— START OF Provided data —
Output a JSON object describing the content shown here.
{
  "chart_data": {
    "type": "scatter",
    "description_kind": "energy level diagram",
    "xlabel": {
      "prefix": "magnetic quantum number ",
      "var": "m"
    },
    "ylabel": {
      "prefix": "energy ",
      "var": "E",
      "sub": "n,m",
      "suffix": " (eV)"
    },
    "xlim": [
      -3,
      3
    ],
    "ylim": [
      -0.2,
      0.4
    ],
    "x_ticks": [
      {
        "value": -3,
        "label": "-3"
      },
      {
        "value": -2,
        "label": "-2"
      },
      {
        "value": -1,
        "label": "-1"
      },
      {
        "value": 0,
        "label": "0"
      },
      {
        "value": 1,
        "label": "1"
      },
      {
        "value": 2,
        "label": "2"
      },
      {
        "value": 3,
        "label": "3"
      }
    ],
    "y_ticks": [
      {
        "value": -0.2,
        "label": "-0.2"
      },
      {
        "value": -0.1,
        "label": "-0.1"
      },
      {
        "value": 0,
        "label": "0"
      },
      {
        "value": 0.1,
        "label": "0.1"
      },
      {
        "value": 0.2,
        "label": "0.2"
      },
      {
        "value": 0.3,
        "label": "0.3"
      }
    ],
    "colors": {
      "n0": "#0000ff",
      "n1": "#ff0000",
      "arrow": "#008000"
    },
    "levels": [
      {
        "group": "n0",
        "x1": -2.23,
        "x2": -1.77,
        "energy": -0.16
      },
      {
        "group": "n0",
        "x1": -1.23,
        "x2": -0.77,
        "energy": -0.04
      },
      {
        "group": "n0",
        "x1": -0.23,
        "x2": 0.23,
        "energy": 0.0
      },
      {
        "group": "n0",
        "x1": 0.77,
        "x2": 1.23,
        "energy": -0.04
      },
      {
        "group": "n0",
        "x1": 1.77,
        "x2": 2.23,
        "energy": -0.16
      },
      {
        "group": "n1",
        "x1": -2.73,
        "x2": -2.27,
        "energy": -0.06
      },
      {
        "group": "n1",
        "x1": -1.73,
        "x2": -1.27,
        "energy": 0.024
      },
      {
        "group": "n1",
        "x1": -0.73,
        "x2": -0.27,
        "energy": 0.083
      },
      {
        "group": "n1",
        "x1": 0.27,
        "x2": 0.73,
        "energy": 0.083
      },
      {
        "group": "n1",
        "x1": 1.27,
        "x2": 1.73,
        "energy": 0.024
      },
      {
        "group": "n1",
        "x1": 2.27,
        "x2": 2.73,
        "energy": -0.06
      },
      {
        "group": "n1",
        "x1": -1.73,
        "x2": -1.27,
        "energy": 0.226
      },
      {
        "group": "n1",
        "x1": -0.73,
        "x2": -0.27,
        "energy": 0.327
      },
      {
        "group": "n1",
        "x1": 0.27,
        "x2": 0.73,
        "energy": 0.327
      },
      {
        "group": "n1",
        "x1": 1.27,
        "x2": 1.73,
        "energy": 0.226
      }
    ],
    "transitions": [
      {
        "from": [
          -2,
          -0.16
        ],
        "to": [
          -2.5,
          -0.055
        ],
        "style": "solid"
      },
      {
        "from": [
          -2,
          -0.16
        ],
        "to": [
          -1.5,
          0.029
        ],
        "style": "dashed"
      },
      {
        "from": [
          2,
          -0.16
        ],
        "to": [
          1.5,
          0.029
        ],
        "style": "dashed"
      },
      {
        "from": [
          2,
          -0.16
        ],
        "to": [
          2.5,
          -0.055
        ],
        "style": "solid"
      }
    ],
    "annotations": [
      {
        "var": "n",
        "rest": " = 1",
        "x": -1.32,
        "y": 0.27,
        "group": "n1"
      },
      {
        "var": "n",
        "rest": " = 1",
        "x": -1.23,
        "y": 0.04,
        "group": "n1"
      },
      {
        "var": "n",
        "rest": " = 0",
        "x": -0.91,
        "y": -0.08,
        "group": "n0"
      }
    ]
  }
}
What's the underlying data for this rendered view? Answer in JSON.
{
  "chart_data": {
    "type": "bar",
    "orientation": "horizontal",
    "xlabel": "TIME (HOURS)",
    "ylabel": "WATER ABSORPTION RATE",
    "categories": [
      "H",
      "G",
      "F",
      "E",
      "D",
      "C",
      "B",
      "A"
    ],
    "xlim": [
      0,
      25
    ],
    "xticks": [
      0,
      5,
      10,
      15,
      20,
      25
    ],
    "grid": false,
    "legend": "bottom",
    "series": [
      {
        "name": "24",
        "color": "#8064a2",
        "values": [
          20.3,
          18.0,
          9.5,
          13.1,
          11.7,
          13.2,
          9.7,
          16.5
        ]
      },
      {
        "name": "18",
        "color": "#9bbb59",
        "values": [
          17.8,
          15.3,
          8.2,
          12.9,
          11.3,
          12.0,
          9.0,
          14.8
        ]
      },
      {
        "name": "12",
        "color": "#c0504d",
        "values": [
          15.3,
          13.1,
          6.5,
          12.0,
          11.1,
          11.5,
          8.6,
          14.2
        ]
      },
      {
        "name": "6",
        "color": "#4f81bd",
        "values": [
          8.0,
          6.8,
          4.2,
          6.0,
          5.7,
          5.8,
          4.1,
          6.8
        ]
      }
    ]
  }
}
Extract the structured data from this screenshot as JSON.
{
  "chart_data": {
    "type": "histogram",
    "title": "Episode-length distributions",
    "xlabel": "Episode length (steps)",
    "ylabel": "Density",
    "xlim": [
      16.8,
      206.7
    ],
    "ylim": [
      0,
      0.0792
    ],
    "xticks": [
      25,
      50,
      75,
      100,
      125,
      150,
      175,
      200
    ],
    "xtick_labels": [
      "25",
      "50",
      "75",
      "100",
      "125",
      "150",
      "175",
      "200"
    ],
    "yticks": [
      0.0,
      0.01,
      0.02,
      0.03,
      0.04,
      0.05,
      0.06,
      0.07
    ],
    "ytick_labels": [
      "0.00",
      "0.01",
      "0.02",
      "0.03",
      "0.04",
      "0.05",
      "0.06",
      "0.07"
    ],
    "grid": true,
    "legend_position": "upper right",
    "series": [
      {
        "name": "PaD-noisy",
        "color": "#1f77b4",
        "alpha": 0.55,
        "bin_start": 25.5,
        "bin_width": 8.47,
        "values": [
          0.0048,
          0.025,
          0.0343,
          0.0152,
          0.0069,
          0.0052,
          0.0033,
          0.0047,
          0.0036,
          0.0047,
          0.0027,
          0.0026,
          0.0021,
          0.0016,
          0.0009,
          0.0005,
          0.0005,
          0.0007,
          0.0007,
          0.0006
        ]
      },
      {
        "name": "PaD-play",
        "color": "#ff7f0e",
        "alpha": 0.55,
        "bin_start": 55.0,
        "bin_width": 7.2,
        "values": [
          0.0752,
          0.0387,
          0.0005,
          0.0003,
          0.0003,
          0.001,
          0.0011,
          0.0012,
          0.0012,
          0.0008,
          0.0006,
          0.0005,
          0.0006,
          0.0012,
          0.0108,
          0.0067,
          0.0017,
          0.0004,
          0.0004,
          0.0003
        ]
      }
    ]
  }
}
— END OF Provided data —
(Problem details):
Provide only the number of lines in the entries that hold the word "length".

(Answer to the problem):
2